Some lines:
......

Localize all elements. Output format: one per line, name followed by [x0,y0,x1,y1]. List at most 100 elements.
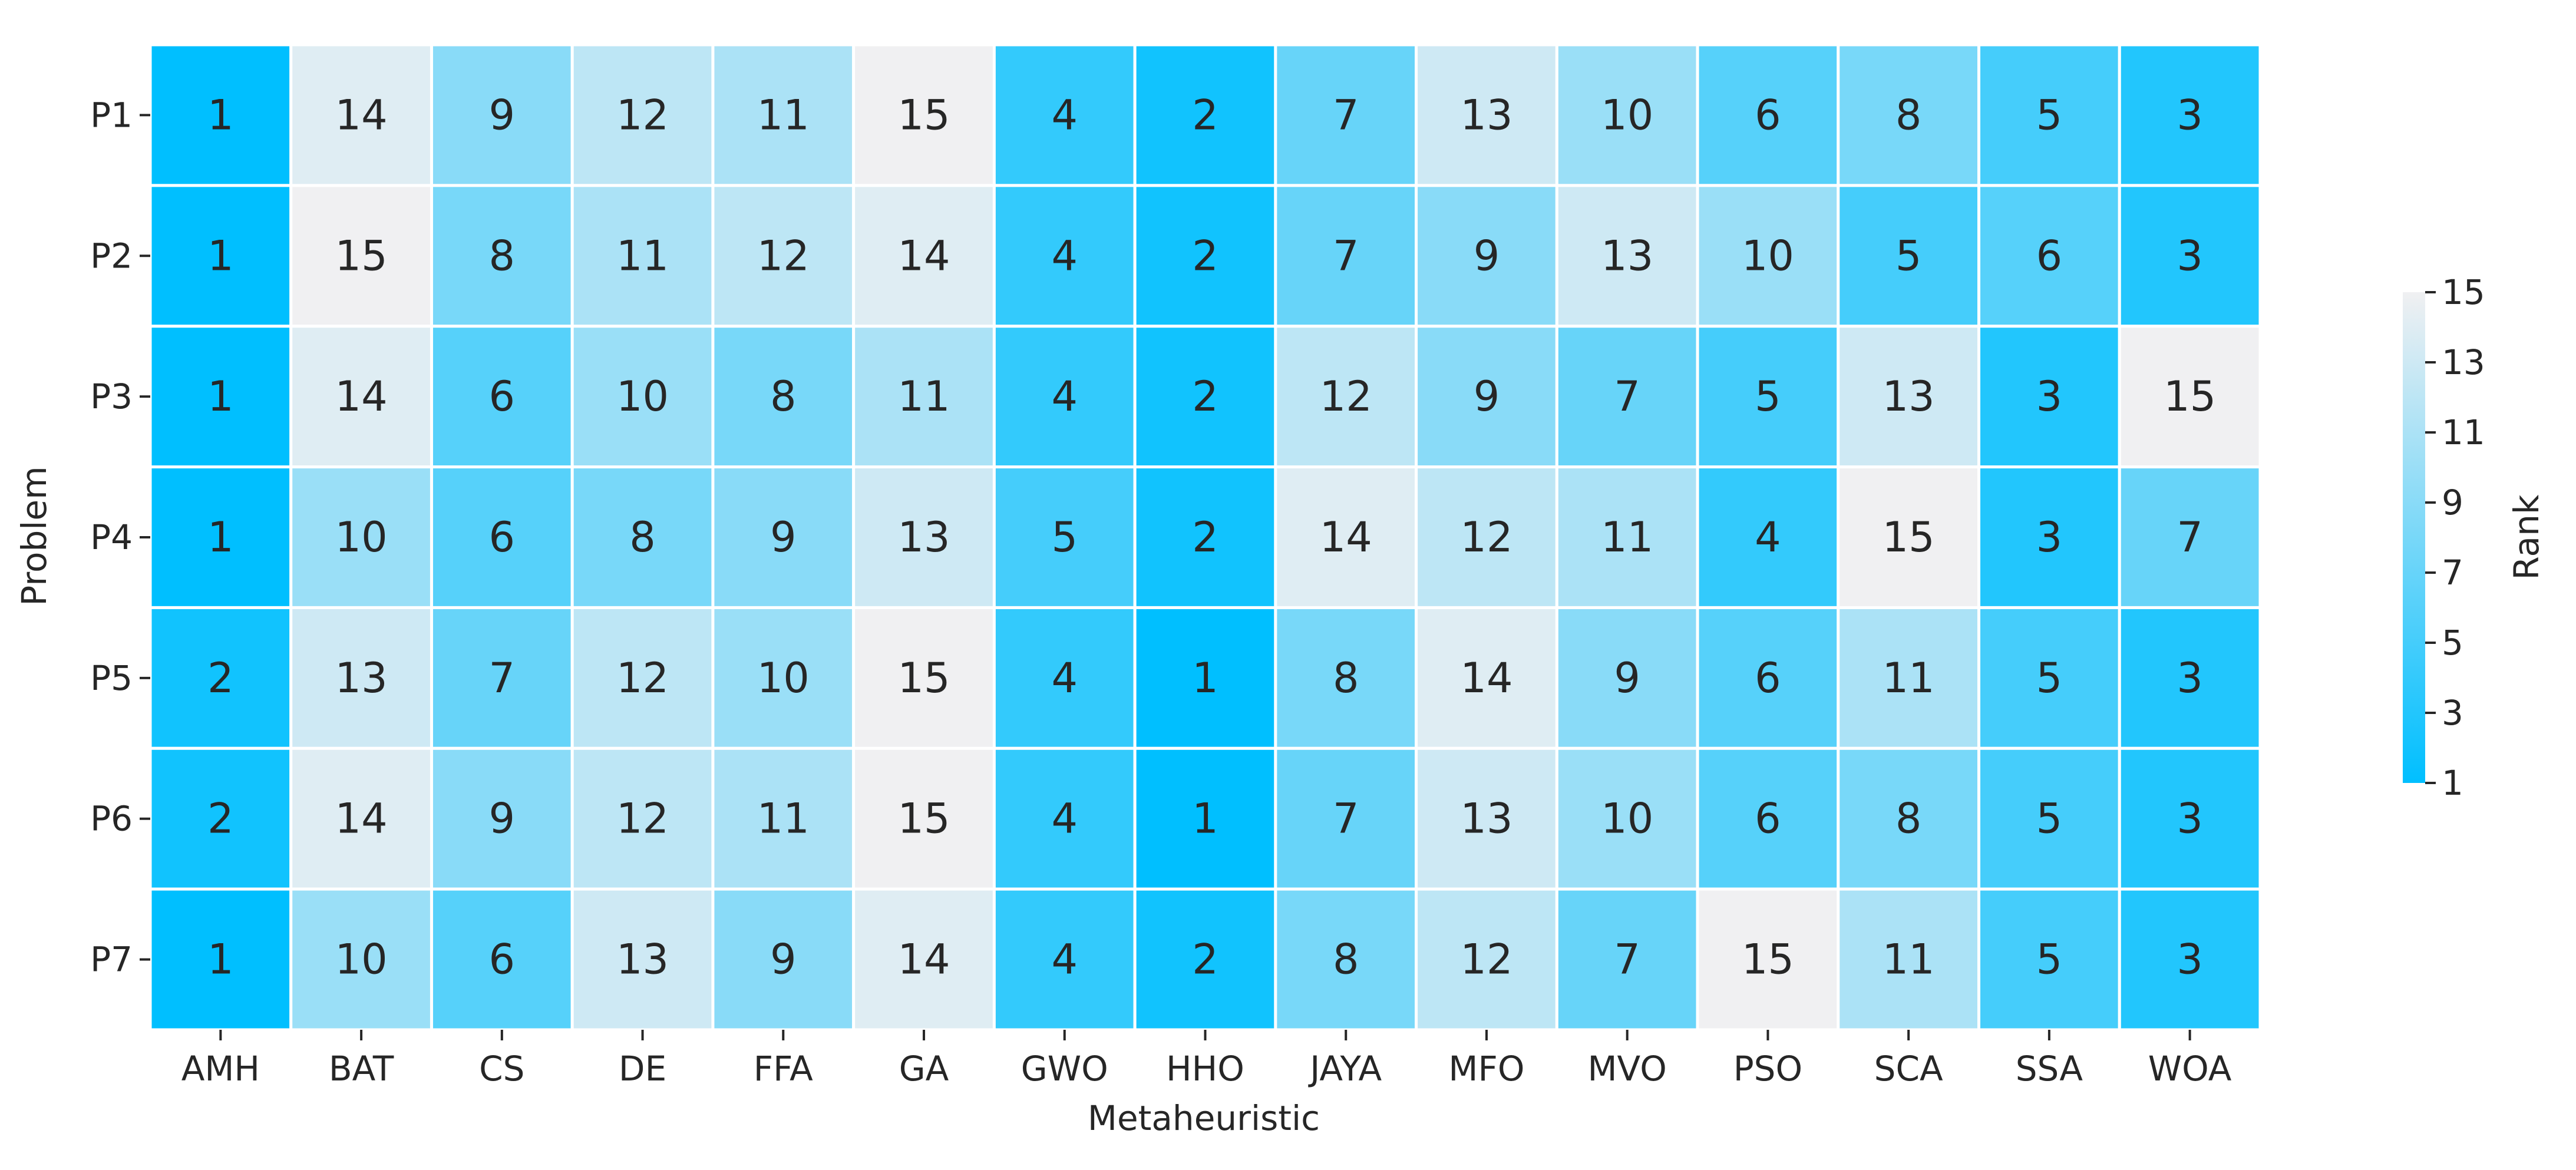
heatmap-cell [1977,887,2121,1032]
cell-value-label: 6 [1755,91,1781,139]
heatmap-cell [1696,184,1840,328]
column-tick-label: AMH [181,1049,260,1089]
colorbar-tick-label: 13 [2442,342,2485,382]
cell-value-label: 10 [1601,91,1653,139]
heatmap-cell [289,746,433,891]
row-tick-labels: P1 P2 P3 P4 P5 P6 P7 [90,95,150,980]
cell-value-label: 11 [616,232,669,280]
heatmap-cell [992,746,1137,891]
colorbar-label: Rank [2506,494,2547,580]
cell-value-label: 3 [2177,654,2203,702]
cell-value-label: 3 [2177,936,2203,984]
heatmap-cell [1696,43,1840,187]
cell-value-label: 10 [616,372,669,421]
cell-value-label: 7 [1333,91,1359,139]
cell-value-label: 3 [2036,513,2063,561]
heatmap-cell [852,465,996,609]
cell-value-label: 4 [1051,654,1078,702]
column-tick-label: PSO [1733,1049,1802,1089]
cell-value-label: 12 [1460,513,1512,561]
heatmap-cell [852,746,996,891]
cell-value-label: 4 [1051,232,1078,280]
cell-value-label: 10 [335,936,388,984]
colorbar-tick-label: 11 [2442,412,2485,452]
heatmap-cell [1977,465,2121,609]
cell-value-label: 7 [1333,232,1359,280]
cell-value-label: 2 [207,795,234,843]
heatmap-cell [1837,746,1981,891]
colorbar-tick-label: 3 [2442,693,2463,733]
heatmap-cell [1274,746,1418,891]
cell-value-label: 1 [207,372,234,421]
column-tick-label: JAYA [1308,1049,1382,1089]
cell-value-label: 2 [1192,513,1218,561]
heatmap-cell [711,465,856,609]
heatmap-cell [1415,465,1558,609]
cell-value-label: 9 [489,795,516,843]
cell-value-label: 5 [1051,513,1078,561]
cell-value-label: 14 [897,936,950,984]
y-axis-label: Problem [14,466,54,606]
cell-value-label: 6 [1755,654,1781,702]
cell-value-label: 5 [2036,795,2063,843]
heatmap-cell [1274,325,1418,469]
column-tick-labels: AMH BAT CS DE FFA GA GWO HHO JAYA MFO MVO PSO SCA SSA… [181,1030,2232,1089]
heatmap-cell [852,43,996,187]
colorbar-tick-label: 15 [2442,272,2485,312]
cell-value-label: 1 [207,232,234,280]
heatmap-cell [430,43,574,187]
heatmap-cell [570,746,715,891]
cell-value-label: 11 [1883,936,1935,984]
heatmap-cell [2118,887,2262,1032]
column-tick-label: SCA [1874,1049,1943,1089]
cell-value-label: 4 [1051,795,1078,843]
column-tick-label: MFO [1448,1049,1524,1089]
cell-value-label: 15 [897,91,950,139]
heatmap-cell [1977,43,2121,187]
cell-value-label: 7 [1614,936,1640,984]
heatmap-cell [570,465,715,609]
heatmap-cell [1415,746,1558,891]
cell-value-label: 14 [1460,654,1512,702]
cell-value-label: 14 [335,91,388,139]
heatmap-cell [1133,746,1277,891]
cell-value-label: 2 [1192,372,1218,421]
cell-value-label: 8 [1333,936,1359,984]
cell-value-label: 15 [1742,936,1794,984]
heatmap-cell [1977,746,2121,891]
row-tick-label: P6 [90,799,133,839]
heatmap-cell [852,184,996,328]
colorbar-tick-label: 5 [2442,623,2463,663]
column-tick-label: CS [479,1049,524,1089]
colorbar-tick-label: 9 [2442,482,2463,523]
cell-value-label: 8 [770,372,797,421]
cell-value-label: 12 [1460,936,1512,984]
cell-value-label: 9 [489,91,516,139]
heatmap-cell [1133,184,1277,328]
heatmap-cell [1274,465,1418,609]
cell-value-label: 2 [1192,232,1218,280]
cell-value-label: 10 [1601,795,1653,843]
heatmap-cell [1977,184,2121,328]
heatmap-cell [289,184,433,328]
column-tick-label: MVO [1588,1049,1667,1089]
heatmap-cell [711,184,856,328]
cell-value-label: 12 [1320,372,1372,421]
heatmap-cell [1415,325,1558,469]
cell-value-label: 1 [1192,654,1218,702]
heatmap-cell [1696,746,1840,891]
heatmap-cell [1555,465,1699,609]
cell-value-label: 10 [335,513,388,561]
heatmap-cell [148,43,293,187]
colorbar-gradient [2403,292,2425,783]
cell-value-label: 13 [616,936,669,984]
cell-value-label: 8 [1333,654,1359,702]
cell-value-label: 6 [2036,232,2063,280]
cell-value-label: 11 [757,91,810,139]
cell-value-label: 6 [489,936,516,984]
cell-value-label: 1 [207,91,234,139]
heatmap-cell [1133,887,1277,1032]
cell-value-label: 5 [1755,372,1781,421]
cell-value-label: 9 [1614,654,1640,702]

......

» Written problem
Please copy every one of the lines above word for word, leaving out the pictures.

» Written response
Localize all elements. Output format: one per line, name followed by [x0,y0,x1,y1]. List at most 100 elements.
heatmap-cell [1977,887,2121,1032]
cell-value-label: 6 [1755,91,1781,139]
heatmap-cell [1696,184,1840,328]
column-tick-label: AMH [181,1049,260,1089]
colorbar-tick-label: 13 [2442,342,2485,382]
cell-value-label: 10 [1601,91,1653,139]
heatmap-cell [289,746,433,891]
row-tick-labels: P1 P2 P3 P4 P5 P6 P7 [90,95,150,980]
cell-value-label: 11 [616,232,669,280]
heatmap-cell [992,746,1137,891]
colorbar-label: Rank [2506,494,2547,580]
cell-value-label: 3 [2177,654,2203,702]
cell-value-label: 3 [2177,936,2203,984]
heatmap-cell [1696,43,1840,187]
cell-value-label: 10 [616,372,669,421]
cell-value-label: 7 [1333,91,1359,139]
cell-value-label: 3 [2036,513,2063,561]
heatmap-cell [852,465,996,609]
cell-value-label: 4 [1051,654,1078,702]
column-tick-label: PSO [1733,1049,1802,1089]
cell-value-label: 12 [1460,513,1512,561]
heatmap-cell [852,746,996,891]
cell-value-label: 4 [1051,232,1078,280]
cell-value-label: 10 [335,936,388,984]
colorbar-tick-label: 11 [2442,412,2485,452]
heatmap-cell [1977,465,2121,609]
cell-value-label: 7 [1333,232,1359,280]
cell-value-label: 2 [207,795,234,843]
heatmap-cell [1837,746,1981,891]
colorbar-tick-label: 3 [2442,693,2463,733]
heatmap-cell [1274,746,1418,891]
cell-value-label: 1 [207,372,234,421]
column-tick-label: JAYA [1308,1049,1382,1089]
cell-value-label: 2 [1192,513,1218,561]
heatmap-cell [711,465,856,609]
heatmap-cell [1415,465,1558,609]
cell-value-label: 9 [489,795,516,843]
cell-value-label: 5 [1051,513,1078,561]
cell-value-label: 14 [897,936,950,984]
y-axis-label: Problem [14,466,54,606]
cell-value-label: 6 [1755,654,1781,702]
cell-value-label: 5 [2036,795,2063,843]
heatmap-cell [1274,325,1418,469]
column-tick-labels: AMH BAT CS DE FFA GA GWO HHO JAYA MFO MVO PSO SCA SSA… [181,1030,2232,1089]
heatmap-cell [852,43,996,187]
colorbar-tick-label: 15 [2442,272,2485,312]
cell-value-label: 1 [207,232,234,280]
heatmap-cell [430,43,574,187]
heatmap-cell [570,746,715,891]
cell-value-label: 11 [1883,936,1935,984]
heatmap-cell [2118,887,2262,1032]
column-tick-label: SCA [1874,1049,1943,1089]
cell-value-label: 4 [1051,795,1078,843]
column-tick-label: MFO [1448,1049,1524,1089]
cell-value-label: 15 [897,91,950,139]
heatmap-cell [1977,43,2121,187]
cell-value-label: 7 [1614,936,1640,984]
heatmap-cell [570,465,715,609]
heatmap-cell [1415,746,1558,891]
cell-value-label: 14 [1460,654,1512,702]
cell-value-label: 14 [335,91,388,139]
heatmap-cell [1133,746,1277,891]
cell-value-label: 2 [1192,372,1218,421]
cell-value-label: 8 [1333,936,1359,984]
cell-value-label: 15 [1742,936,1794,984]
heatmap-cell [1977,746,2121,891]
row-tick-label: P6 [90,799,133,839]
heatmap-cell [852,184,996,328]
colorbar-tick-label: 5 [2442,623,2463,663]
column-tick-label: CS [479,1049,524,1089]
colorbar-tick-label: 9 [2442,482,2463,523]
cell-value-label: 8 [770,372,797,421]
cell-value-label: 12 [1460,936,1512,984]
cell-value-label: 9 [489,91,516,139]
heatmap-cell [1133,184,1277,328]
heatmap-cell [1274,465,1418,609]
cell-value-label: 2 [1192,232,1218,280]
cell-value-label: 10 [1601,795,1653,843]
heatmap-cell [1977,184,2121,328]
heatmap-cell [289,184,433,328]
column-tick-label: MVO [1588,1049,1667,1089]
heatmap-cell [711,184,856,328]
cell-value-label: 12 [1320,372,1372,421]
heatmap-cell [1415,325,1558,469]
cell-value-label: 1 [1192,654,1218,702]
heatmap-cell [1696,746,1840,891]
heatmap-cell [1555,465,1699,609]
cell-value-label: 10 [335,513,388,561]
heatmap-cell [148,43,293,187]
colorbar-gradient [2403,292,2425,783]
cell-value-label: 13 [616,936,669,984]
cell-value-label: 8 [1333,654,1359,702]
cell-value-label: 6 [2036,232,2063,280]
cell-value-label: 11 [757,91,810,139]
cell-value-label: 6 [489,936,516,984]
cell-value-label: 1 [207,91,234,139]
heatmap-cell [1133,887,1277,1032]
cell-value-label: 5 [1755,372,1781,421]
cell-value-label: 9 [1614,654,1640,702]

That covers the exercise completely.